> _What is required_
Provide an exact transcription of all the records.

* start Material to process *

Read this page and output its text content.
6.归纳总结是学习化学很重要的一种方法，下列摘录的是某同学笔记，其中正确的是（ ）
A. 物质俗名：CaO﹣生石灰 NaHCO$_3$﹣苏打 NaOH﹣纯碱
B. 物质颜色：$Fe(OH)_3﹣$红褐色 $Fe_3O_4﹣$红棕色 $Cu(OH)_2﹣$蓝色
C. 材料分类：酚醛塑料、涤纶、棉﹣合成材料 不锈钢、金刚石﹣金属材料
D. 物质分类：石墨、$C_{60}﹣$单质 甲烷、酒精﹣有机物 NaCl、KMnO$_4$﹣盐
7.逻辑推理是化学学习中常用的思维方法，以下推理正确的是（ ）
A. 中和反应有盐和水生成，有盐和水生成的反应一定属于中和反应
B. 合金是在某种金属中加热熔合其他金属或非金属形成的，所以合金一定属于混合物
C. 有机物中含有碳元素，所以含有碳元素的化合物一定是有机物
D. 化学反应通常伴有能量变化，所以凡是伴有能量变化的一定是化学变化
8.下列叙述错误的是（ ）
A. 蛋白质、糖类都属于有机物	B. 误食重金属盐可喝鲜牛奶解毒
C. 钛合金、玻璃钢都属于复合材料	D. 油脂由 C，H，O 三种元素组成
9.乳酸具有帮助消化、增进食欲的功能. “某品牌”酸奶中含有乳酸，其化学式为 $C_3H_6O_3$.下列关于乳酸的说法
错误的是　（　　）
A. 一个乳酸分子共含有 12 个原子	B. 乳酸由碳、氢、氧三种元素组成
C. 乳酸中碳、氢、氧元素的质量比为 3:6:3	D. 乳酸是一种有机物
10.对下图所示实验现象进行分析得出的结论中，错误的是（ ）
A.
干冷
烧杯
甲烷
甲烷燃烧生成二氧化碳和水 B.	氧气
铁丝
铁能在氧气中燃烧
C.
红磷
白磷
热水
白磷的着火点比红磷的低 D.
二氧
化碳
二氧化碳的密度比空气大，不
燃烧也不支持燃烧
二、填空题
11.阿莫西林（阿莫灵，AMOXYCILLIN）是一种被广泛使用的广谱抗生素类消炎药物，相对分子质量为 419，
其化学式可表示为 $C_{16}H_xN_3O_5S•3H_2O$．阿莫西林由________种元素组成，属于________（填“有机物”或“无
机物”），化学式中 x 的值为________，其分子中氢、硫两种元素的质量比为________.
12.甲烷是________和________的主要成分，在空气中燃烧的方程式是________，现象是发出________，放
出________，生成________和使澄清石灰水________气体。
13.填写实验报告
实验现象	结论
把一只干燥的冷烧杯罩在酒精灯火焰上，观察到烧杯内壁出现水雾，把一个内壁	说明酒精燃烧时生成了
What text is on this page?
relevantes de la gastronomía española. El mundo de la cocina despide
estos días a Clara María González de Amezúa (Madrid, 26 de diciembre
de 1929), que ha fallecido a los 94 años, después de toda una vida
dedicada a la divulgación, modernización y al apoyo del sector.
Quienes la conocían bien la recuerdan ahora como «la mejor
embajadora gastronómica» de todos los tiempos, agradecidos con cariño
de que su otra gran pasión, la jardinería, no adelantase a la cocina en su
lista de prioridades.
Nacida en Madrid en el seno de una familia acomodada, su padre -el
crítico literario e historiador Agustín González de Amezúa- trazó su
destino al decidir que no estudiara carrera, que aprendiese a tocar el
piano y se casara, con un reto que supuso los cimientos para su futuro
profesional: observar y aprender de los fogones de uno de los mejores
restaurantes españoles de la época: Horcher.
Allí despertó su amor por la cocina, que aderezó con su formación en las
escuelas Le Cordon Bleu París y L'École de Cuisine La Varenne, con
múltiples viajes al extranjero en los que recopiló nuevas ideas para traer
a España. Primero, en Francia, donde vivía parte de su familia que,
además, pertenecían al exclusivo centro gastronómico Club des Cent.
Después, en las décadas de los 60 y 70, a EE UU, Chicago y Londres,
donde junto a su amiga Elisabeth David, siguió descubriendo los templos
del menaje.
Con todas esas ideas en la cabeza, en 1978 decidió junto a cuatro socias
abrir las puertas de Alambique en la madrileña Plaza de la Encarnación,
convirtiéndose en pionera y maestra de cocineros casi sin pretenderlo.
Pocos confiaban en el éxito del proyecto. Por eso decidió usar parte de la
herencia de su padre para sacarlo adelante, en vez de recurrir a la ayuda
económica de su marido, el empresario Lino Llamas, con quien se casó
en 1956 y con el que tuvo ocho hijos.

* end Material to process *

> _Solution_
Read this page and output its text content.
6.归纳总结是学习化学很重要的一种方法，下列摘录的是某同学笔记，其中正确的是（ ）
A. 物质俗名：CaO﹣生石灰 NaHCO$_3$﹣苏打 NaOH﹣纯碱
B. 物质颜色：$Fe(OH)_3﹣$红褐色 $Fe_3O_4﹣$红棕色 $Cu(OH)_2﹣$蓝色
C. 材料分类：酚醛塑料、涤纶、棉﹣合成材料 不锈钢、金刚石﹣金属材料
D. 物质分类：石墨、$C_{60}﹣$单质 甲烷、酒精﹣有机物 NaCl、KMnO$_4$﹣盐
7.逻辑推理是化学学习中常用的思维方法，以下推理正确的是（ ）
A. 中和反应有盐和水生成，有盐和水生成的反应一定属于中和反应
B. 合金是在某种金属中加热熔合其他金属或非金属形成的，所以合金一定属于混合物
C. 有机物中含有碳元素，所以含有碳元素的化合物一定是有机物
D. 化学反应通常伴有能量变化，所以凡是伴有能量变化的一定是化学变化
8.下列叙述错误的是（ ）
A. 蛋白质、糖类都属于有机物	B. 误食重金属盐可喝鲜牛奶解毒
C. 钛合金、玻璃钢都属于复合材料	D. 油脂由 C，H，O 三种元素组成
9.乳酸具有帮助消化、增进食欲的功能. “某品牌”酸奶中含有乳酸，其化学式为 $C_3H_6O_3$.下列关于乳酸的说法
错误的是　（　　）
A. 一个乳酸分子共含有 12 个原子	B. 乳酸由碳、氢、氧三种元素组成
C. 乳酸中碳、氢、氧元素的质量比为 3:6:3	D. 乳酸是一种有机物
10.对下图所示实验现象进行分析得出的结论中，错误的是（ ）
A.
干冷
烧杯
甲烷
甲烷燃烧生成二氧化碳和水 B.	氧气
铁丝
铁能在氧气中燃烧
C.
红磷
白磷
热水
白磷的着火点比红磷的低 D.
二氧
化碳
二氧化碳的密度比空气大，不
燃烧也不支持燃烧
二、填空题
11.阿莫西林（阿莫灵，AMOXYCILLIN）是一种被广泛使用的广谱抗生素类消炎药物，相对分子质量为 419，
其化学式可表示为 $C_{16}H_xN_3O_5S•3H_2O$．阿莫西林由________种元素组成，属于________（填“有机物”或“无
机物”），化学式中 x 的值为________，其分子中氢、硫两种元素的质量比为________.
12.甲烷是________和________的主要成分，在空气中燃烧的方程式是________，现象是发出________，放
出________，生成________和使澄清石灰水________气体。
13.填写实验报告
实验现象	结论
把一只干燥的冷烧杯罩在酒精灯火焰上，观察到烧杯内壁出现水雾，把一个内壁	说明酒精燃烧时生成了
What text is on this page?
relevantes de la gastronomía española. El mundo de la cocina despide
estos días a Clara María González de Amezúa (Madrid, 26 de diciembre
de 1929), que ha fallecido a los 94 años, después de toda una vida
dedicada a la divulgación, modernización y al apoyo del sector.
Quienes la conocían bien la recuerdan ahora como «la mejor
embajadora gastronómica» de todos los tiempos, agradecidos con cariño
de que su otra gran pasión, la jardinería, no adelantase a la cocina en su
lista de prioridades.
Nacida en Madrid en el seno de una familia acomodada, su padre -el
crítico literario e historiador Agustín González de Amezúa- trazó su
destino al decidir que no estudiara carrera, que aprendiese a tocar el
piano y se casara, con un reto que supuso los cimientos para su futuro
profesional: observar y aprender de los fogones de uno de los mejores
restaurantes españoles de la época: Horcher.
Allí despertó su amor por la cocina, que aderezó con su formación en las
escuelas Le Cordon Bleu París y L'École de Cuisine La Varenne, con
múltiples viajes al extranjero en los que recopiló nuevas ideas para traer
a España. Primero, en Francia, donde vivía parte de su familia que,
además, pertenecían al exclusivo centro gastronómico Club des Cent.
Después, en las décadas de los 60 y 70, a EE UU, Chicago y Londres,
donde junto a su amiga Elisabeth David, siguió descubriendo los templos
del menaje.
Con todas esas ideas en la cabeza, en 1978 decidió junto a cuatro socias
abrir las puertas de Alambique en la madrileña Plaza de la Encarnación,
convirtiéndose en pionera y maestra de cocineros casi sin pretenderlo.
Pocos confiaban en el éxito del proyecto. Por eso decidió usar parte de la
herencia de su padre para sacarlo adelante, en vez de recurrir a la ayuda
económica de su marido, el empresario Lino Llamas, con quien se casó
en 1956 y con el que tuvo ocho hijos.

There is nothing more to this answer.